● **Task objective**: The data below must be copied in full and without any change.

● **Record list**:
·····

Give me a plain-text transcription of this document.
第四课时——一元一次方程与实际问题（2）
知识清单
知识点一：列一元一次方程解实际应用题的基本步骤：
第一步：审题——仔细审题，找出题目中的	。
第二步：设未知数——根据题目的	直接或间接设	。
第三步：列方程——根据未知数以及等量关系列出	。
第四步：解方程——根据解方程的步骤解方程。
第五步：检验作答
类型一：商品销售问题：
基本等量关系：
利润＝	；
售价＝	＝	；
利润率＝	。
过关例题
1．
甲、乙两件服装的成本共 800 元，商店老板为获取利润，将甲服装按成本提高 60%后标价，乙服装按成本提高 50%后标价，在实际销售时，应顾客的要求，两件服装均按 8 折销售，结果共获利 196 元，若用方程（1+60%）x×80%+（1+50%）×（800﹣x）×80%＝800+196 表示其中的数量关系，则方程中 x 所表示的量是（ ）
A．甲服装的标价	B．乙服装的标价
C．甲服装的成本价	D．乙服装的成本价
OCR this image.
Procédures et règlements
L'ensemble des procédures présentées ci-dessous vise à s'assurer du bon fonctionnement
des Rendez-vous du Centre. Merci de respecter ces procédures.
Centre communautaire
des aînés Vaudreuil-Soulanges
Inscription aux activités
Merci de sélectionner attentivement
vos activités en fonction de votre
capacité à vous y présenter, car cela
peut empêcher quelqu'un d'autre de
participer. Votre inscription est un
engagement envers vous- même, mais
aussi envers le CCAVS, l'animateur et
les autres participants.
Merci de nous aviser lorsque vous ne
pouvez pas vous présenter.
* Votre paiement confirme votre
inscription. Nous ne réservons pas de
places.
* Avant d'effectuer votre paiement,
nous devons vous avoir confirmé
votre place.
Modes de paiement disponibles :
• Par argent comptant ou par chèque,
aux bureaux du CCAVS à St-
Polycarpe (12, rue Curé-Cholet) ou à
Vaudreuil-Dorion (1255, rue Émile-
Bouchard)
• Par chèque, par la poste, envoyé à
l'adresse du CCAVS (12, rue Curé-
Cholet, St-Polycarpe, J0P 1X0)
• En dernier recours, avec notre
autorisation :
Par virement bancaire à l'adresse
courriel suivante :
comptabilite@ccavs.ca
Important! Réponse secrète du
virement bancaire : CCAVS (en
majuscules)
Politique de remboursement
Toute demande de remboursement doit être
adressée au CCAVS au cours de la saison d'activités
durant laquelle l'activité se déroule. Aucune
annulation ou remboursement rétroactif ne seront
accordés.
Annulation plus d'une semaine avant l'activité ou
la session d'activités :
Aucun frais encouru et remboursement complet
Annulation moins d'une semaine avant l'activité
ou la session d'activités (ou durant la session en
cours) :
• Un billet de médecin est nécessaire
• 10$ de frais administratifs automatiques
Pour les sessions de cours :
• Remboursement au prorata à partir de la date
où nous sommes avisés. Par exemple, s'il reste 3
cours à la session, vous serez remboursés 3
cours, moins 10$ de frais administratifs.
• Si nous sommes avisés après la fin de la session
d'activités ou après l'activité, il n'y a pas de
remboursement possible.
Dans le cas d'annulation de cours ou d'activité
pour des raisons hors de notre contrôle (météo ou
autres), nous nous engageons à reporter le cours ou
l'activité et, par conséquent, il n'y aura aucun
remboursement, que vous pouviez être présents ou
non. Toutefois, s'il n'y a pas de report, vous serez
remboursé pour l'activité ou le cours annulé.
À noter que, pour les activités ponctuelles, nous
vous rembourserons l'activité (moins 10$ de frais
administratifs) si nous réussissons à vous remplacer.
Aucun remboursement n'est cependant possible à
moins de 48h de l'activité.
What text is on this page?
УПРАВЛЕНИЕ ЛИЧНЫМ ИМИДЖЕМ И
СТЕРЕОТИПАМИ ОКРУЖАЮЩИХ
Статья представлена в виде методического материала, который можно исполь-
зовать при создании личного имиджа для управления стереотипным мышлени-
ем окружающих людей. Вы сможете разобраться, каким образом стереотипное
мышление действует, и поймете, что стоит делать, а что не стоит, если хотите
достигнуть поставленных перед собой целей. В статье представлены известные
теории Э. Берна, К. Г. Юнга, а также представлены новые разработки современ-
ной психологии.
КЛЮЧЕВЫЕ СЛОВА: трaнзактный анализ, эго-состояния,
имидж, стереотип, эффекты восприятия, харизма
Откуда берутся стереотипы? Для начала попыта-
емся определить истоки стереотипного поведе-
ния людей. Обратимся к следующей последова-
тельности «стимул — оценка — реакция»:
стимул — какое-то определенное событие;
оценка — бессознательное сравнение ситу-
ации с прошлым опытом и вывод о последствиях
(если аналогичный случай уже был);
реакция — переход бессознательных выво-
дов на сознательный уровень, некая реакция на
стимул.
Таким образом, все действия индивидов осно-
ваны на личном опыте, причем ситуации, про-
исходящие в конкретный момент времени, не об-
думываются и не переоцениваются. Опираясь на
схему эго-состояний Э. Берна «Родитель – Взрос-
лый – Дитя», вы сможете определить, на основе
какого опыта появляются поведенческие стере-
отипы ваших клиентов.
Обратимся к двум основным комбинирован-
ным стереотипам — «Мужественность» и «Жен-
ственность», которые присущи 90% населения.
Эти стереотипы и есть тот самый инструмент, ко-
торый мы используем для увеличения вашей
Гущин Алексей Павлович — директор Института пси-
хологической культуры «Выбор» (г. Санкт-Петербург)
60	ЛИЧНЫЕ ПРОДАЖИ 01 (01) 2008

·····

● **The solution**:
Give me a plain-text transcription of this document.
第四课时——一元一次方程与实际问题（2）
知识清单
知识点一：列一元一次方程解实际应用题的基本步骤：
第一步：审题——仔细审题，找出题目中的	。
第二步：设未知数——根据题目的	直接或间接设	。
第三步：列方程——根据未知数以及等量关系列出	。
第四步：解方程——根据解方程的步骤解方程。
第五步：检验作答
类型一：商品销售问题：
基本等量关系：
利润＝	；
售价＝	＝	；
利润率＝	。
过关例题
1．
甲、乙两件服装的成本共 800 元，商店老板为获取利润，将甲服装按成本提高 60%后标价，乙服装按成本提高 50%后标价，在实际销售时，应顾客的要求，两件服装均按 8 折销售，结果共获利 196 元，若用方程（1+60%）x×80%+（1+50%）×（800﹣x）×80%＝800+196 表示其中的数量关系，则方程中 x 所表示的量是（ ）
A．甲服装的标价	B．乙服装的标价
C．甲服装的成本价	D．乙服装的成本价
OCR this image.
Procédures et règlements
L'ensemble des procédures présentées ci-dessous vise à s'assurer du bon fonctionnement
des Rendez-vous du Centre. Merci de respecter ces procédures.
Centre communautaire
des aînés Vaudreuil-Soulanges
Inscription aux activités
Merci de sélectionner attentivement
vos activités en fonction de votre
capacité à vous y présenter, car cela
peut empêcher quelqu'un d'autre de
participer. Votre inscription est un
engagement envers vous- même, mais
aussi envers le CCAVS, l'animateur et
les autres participants.
Merci de nous aviser lorsque vous ne
pouvez pas vous présenter.
* Votre paiement confirme votre
inscription. Nous ne réservons pas de
places.
* Avant d'effectuer votre paiement,
nous devons vous avoir confirmé
votre place.
Modes de paiement disponibles :
• Par argent comptant ou par chèque,
aux bureaux du CCAVS à St-
Polycarpe (12, rue Curé-Cholet) ou à
Vaudreuil-Dorion (1255, rue Émile-
Bouchard)
• Par chèque, par la poste, envoyé à
l'adresse du CCAVS (12, rue Curé-
Cholet, St-Polycarpe, J0P 1X0)
• En dernier recours, avec notre
autorisation :
Par virement bancaire à l'adresse
courriel suivante :
comptabilite@ccavs.ca
Important! Réponse secrète du
virement bancaire : CCAVS (en
majuscules)
Politique de remboursement
Toute demande de remboursement doit être
adressée au CCAVS au cours de la saison d'activités
durant laquelle l'activité se déroule. Aucune
annulation ou remboursement rétroactif ne seront
accordés.
Annulation plus d'une semaine avant l'activité ou
la session d'activités :
Aucun frais encouru et remboursement complet
Annulation moins d'une semaine avant l'activité
ou la session d'activités (ou durant la session en
cours) :
• Un billet de médecin est nécessaire
• 10$ de frais administratifs automatiques
Pour les sessions de cours :
• Remboursement au prorata à partir de la date
où nous sommes avisés. Par exemple, s'il reste 3
cours à la session, vous serez remboursés 3
cours, moins 10$ de frais administratifs.
• Si nous sommes avisés après la fin de la session
d'activités ou après l'activité, il n'y a pas de
remboursement possible.
Dans le cas d'annulation de cours ou d'activité
pour des raisons hors de notre contrôle (météo ou
autres), nous nous engageons à reporter le cours ou
l'activité et, par conséquent, il n'y aura aucun
remboursement, que vous pouviez être présents ou
non. Toutefois, s'il n'y a pas de report, vous serez
remboursé pour l'activité ou le cours annulé.
À noter que, pour les activités ponctuelles, nous
vous rembourserons l'activité (moins 10$ de frais
administratifs) si nous réussissons à vous remplacer.
Aucun remboursement n'est cependant possible à
moins de 48h de l'activité.
What text is on this page?
УПРАВЛЕНИЕ ЛИЧНЫМ ИМИДЖЕМ И
СТЕРЕОТИПАМИ ОКРУЖАЮЩИХ
Статья представлена в виде методического материала, который можно исполь-
зовать при создании личного имиджа для управления стереотипным мышлени-
ем окружающих людей. Вы сможете разобраться, каким образом стереотипное
мышление действует, и поймете, что стоит делать, а что не стоит, если хотите
достигнуть поставленных перед собой целей. В статье представлены известные
теории Э. Берна, К. Г. Юнга, а также представлены новые разработки современ-
ной психологии.
КЛЮЧЕВЫЕ СЛОВА: трaнзактный анализ, эго-состояния,
имидж, стереотип, эффекты восприятия, харизма
Откуда берутся стереотипы? Для начала попыта-
емся определить истоки стереотипного поведе-
ния людей. Обратимся к следующей последова-
тельности «стимул — оценка — реакция»:
стимул — какое-то определенное событие;
оценка — бессознательное сравнение ситу-
ации с прошлым опытом и вывод о последствиях
(если аналогичный случай уже был);
реакция — переход бессознательных выво-
дов на сознательный уровень, некая реакция на
стимул.
Таким образом, все действия индивидов осно-
ваны на личном опыте, причем ситуации, про-
исходящие в конкретный момент времени, не об-
думываются и не переоцениваются. Опираясь на
схему эго-состояний Э. Берна «Родитель – Взрос-
лый – Дитя», вы сможете определить, на основе
какого опыта появляются поведенческие стере-
отипы ваших клиентов.
Обратимся к двум основным комбинирован-
ным стереотипам — «Мужественность» и «Жен-
ственность», которые присущи 90% населения.
Эти стереотипы и есть тот самый инструмент, ко-
торый мы используем для увеличения вашей
Гущин Алексей Павлович — директор Института пси-
хологической культуры «Выбор» (г. Санкт-Петербург)
60	ЛИЧНЫЕ ПРОДАЖИ 01 (01) 2008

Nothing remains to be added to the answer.